■ WHAT YOU WILL DO
An identical copy of the listing below is all the answer should contain.
DATA UNDER STUDY Start Marker
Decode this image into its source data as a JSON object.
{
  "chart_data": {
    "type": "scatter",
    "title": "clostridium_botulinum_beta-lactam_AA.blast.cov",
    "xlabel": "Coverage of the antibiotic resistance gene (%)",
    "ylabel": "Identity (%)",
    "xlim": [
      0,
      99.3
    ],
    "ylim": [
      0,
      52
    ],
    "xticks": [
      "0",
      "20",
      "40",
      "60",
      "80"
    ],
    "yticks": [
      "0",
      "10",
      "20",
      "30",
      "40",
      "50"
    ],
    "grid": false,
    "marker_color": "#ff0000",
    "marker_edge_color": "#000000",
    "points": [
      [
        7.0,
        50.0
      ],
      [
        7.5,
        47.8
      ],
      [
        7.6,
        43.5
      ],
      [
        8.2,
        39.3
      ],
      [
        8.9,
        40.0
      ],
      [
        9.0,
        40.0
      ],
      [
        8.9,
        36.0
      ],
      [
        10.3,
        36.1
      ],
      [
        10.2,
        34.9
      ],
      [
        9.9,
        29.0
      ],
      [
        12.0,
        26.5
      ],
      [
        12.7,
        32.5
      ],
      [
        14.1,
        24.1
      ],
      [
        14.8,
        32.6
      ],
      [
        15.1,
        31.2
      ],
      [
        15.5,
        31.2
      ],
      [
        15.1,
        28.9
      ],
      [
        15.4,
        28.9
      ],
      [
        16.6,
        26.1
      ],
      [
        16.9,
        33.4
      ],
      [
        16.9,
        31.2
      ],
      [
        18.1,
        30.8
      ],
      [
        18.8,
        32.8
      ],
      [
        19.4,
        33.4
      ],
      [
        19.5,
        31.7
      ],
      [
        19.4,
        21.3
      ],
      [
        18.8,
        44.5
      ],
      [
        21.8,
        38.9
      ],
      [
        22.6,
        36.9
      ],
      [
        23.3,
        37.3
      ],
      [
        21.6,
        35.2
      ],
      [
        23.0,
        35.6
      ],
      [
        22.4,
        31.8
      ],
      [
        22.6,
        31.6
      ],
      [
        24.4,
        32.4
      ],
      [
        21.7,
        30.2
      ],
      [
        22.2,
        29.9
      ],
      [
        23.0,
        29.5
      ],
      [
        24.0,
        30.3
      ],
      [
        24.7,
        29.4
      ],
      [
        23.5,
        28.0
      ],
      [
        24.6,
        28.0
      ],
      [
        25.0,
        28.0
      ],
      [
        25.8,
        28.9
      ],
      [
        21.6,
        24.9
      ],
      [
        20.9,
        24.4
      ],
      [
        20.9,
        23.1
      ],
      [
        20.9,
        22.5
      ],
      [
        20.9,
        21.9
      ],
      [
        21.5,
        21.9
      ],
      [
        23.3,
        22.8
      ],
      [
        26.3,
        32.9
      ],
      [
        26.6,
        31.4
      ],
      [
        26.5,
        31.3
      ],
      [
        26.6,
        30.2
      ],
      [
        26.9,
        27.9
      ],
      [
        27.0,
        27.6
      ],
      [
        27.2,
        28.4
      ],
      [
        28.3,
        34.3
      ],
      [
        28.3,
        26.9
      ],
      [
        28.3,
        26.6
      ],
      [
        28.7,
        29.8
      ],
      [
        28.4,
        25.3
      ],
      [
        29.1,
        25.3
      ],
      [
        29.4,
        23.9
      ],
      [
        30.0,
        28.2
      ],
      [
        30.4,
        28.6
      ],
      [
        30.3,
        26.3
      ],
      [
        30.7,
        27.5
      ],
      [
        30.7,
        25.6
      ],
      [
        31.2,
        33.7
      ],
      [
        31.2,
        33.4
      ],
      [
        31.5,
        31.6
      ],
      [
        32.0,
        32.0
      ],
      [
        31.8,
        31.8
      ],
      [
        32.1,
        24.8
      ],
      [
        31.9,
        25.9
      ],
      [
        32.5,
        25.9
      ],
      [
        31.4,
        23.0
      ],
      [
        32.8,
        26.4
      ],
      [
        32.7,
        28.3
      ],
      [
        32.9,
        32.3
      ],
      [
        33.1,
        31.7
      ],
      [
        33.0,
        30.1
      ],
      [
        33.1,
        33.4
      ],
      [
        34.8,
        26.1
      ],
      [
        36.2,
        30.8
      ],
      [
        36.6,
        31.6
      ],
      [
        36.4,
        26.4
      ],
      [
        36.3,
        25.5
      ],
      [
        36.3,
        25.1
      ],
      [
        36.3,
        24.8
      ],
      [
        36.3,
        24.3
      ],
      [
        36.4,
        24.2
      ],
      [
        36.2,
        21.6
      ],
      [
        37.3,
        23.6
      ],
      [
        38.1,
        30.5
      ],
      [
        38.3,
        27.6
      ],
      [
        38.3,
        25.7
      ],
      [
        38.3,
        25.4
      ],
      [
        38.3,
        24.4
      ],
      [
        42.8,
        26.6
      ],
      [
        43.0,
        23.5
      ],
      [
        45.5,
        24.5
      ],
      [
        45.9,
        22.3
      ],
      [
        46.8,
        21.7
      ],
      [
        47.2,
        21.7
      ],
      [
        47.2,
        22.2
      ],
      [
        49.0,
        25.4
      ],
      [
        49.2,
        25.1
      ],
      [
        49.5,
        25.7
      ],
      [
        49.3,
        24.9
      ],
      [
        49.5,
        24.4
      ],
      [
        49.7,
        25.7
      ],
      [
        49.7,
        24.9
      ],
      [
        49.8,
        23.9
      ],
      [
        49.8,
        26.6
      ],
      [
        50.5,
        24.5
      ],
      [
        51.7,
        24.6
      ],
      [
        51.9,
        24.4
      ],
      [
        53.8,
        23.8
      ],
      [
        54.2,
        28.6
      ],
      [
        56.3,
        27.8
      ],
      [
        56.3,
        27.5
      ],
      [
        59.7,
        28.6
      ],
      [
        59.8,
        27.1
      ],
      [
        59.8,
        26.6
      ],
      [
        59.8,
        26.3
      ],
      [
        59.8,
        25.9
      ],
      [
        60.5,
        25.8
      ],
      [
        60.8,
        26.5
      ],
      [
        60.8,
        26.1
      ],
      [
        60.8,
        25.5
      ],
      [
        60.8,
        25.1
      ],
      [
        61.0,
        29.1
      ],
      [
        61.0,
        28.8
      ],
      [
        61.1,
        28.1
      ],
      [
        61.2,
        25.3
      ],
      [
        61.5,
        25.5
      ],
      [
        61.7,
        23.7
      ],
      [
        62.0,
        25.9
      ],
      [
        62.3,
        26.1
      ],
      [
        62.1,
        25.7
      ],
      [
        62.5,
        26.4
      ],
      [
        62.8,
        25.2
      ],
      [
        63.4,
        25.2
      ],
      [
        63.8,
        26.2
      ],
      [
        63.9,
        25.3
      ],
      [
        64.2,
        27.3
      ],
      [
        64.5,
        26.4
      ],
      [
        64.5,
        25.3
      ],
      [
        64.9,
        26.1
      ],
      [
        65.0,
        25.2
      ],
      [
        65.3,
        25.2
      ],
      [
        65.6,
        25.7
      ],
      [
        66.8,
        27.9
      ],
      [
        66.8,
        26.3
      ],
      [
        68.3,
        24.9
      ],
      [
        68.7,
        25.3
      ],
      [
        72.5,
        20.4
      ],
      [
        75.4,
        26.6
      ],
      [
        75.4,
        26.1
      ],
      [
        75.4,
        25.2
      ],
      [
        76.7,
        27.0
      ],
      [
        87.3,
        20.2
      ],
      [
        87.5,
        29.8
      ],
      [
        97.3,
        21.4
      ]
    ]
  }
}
DATA UNDER STUDY End Marker
■ FINISHED EXERCISE
Decode this image into its source data as a JSON object.
{
  "chart_data": {
    "type": "scatter",
    "title": "clostridium_botulinum_beta-lactam_AA.blast.cov",
    "xlabel": "Coverage of the antibiotic resistance gene (%)",
    "ylabel": "Identity (%)",
    "xlim": [
      0,
      99.3
    ],
    "ylim": [
      0,
      52
    ],
    "xticks": [
      "0",
      "20",
      "40",
      "60",
      "80"
    ],
    "yticks": [
      "0",
      "10",
      "20",
      "30",
      "40",
      "50"
    ],
    "grid": false,
    "marker_color": "#ff0000",
    "marker_edge_color": "#000000",
    "points": [
      [
        7.0,
        50.0
      ],
      [
        7.5,
        47.8
      ],
      [
        7.6,
        43.5
      ],
      [
        8.2,
        39.3
      ],
      [
        8.9,
        40.0
      ],
      [
        9.0,
        40.0
      ],
      [
        8.9,
        36.0
      ],
      [
        10.3,
        36.1
      ],
      [
        10.2,
        34.9
      ],
      [
        9.9,
        29.0
      ],
      [
        12.0,
        26.5
      ],
      [
        12.7,
        32.5
      ],
      [
        14.1,
        24.1
      ],
      [
        14.8,
        32.6
      ],
      [
        15.1,
        31.2
      ],
      [
        15.5,
        31.2
      ],
      [
        15.1,
        28.9
      ],
      [
        15.4,
        28.9
      ],
      [
        16.6,
        26.1
      ],
      [
        16.9,
        33.4
      ],
      [
        16.9,
        31.2
      ],
      [
        18.1,
        30.8
      ],
      [
        18.8,
        32.8
      ],
      [
        19.4,
        33.4
      ],
      [
        19.5,
        31.7
      ],
      [
        19.4,
        21.3
      ],
      [
        18.8,
        44.5
      ],
      [
        21.8,
        38.9
      ],
      [
        22.6,
        36.9
      ],
      [
        23.3,
        37.3
      ],
      [
        21.6,
        35.2
      ],
      [
        23.0,
        35.6
      ],
      [
        22.4,
        31.8
      ],
      [
        22.6,
        31.6
      ],
      [
        24.4,
        32.4
      ],
      [
        21.7,
        30.2
      ],
      [
        22.2,
        29.9
      ],
      [
        23.0,
        29.5
      ],
      [
        24.0,
        30.3
      ],
      [
        24.7,
        29.4
      ],
      [
        23.5,
        28.0
      ],
      [
        24.6,
        28.0
      ],
      [
        25.0,
        28.0
      ],
      [
        25.8,
        28.9
      ],
      [
        21.6,
        24.9
      ],
      [
        20.9,
        24.4
      ],
      [
        20.9,
        23.1
      ],
      [
        20.9,
        22.5
      ],
      [
        20.9,
        21.9
      ],
      [
        21.5,
        21.9
      ],
      [
        23.3,
        22.8
      ],
      [
        26.3,
        32.9
      ],
      [
        26.6,
        31.4
      ],
      [
        26.5,
        31.3
      ],
      [
        26.6,
        30.2
      ],
      [
        26.9,
        27.9
      ],
      [
        27.0,
        27.6
      ],
      [
        27.2,
        28.4
      ],
      [
        28.3,
        34.3
      ],
      [
        28.3,
        26.9
      ],
      [
        28.3,
        26.6
      ],
      [
        28.7,
        29.8
      ],
      [
        28.4,
        25.3
      ],
      [
        29.1,
        25.3
      ],
      [
        29.4,
        23.9
      ],
      [
        30.0,
        28.2
      ],
      [
        30.4,
        28.6
      ],
      [
        30.3,
        26.3
      ],
      [
        30.7,
        27.5
      ],
      [
        30.7,
        25.6
      ],
      [
        31.2,
        33.7
      ],
      [
        31.2,
        33.4
      ],
      [
        31.5,
        31.6
      ],
      [
        32.0,
        32.0
      ],
      [
        31.8,
        31.8
      ],
      [
        32.1,
        24.8
      ],
      [
        31.9,
        25.9
      ],
      [
        32.5,
        25.9
      ],
      [
        31.4,
        23.0
      ],
      [
        32.8,
        26.4
      ],
      [
        32.7,
        28.3
      ],
      [
        32.9,
        32.3
      ],
      [
        33.1,
        31.7
      ],
      [
        33.0,
        30.1
      ],
      [
        33.1,
        33.4
      ],
      [
        34.8,
        26.1
      ],
      [
        36.2,
        30.8
      ],
      [
        36.6,
        31.6
      ],
      [
        36.4,
        26.4
      ],
      [
        36.3,
        25.5
      ],
      [
        36.3,
        25.1
      ],
      [
        36.3,
        24.8
      ],
      [
        36.3,
        24.3
      ],
      [
        36.4,
        24.2
      ],
      [
        36.2,
        21.6
      ],
      [
        37.3,
        23.6
      ],
      [
        38.1,
        30.5
      ],
      [
        38.3,
        27.6
      ],
      [
        38.3,
        25.7
      ],
      [
        38.3,
        25.4
      ],
      [
        38.3,
        24.4
      ],
      [
        42.8,
        26.6
      ],
      [
        43.0,
        23.5
      ],
      [
        45.5,
        24.5
      ],
      [
        45.9,
        22.3
      ],
      [
        46.8,
        21.7
      ],
      [
        47.2,
        21.7
      ],
      [
        47.2,
        22.2
      ],
      [
        49.0,
        25.4
      ],
      [
        49.2,
        25.1
      ],
      [
        49.5,
        25.7
      ],
      [
        49.3,
        24.9
      ],
      [
        49.5,
        24.4
      ],
      [
        49.7,
        25.7
      ],
      [
        49.7,
        24.9
      ],
      [
        49.8,
        23.9
      ],
      [
        49.8,
        26.6
      ],
      [
        50.5,
        24.5
      ],
      [
        51.7,
        24.6
      ],
      [
        51.9,
        24.4
      ],
      [
        53.8,
        23.8
      ],
      [
        54.2,
        28.6
      ],
      [
        56.3,
        27.8
      ],
      [
        56.3,
        27.5
      ],
      [
        59.7,
        28.6
      ],
      [
        59.8,
        27.1
      ],
      [
        59.8,
        26.6
      ],
      [
        59.8,
        26.3
      ],
      [
        59.8,
        25.9
      ],
      [
        60.5,
        25.8
      ],
      [
        60.8,
        26.5
      ],
      [
        60.8,
        26.1
      ],
      [
        60.8,
        25.5
      ],
      [
        60.8,
        25.1
      ],
      [
        61.0,
        29.1
      ],
      [
        61.0,
        28.8
      ],
      [
        61.1,
        28.1
      ],
      [
        61.2,
        25.3
      ],
      [
        61.5,
        25.5
      ],
      [
        61.7,
        23.7
      ],
      [
        62.0,
        25.9
      ],
      [
        62.3,
        26.1
      ],
      [
        62.1,
        25.7
      ],
      [
        62.5,
        26.4
      ],
      [
        62.8,
        25.2
      ],
      [
        63.4,
        25.2
      ],
      [
        63.8,
        26.2
      ],
      [
        63.9,
        25.3
      ],
      [
        64.2,
        27.3
      ],
      [
        64.5,
        26.4
      ],
      [
        64.5,
        25.3
      ],
      [
        64.9,
        26.1
      ],
      [
        65.0,
        25.2
      ],
      [
        65.3,
        25.2
      ],
      [
        65.6,
        25.7
      ],
      [
        66.8,
        27.9
      ],
      [
        66.8,
        26.3
      ],
      [
        68.3,
        24.9
      ],
      [
        68.7,
        25.3
      ],
      [
        72.5,
        20.4
      ],
      [
        75.4,
        26.6
      ],
      [
        75.4,
        26.1
      ],
      [
        75.4,
        25.2
      ],
      [
        76.7,
        27.0
      ],
      [
        87.3,
        20.2
      ],
      [
        87.5,
        29.8
      ],
      [
        97.3,
        21.4
      ]
    ]
  }
}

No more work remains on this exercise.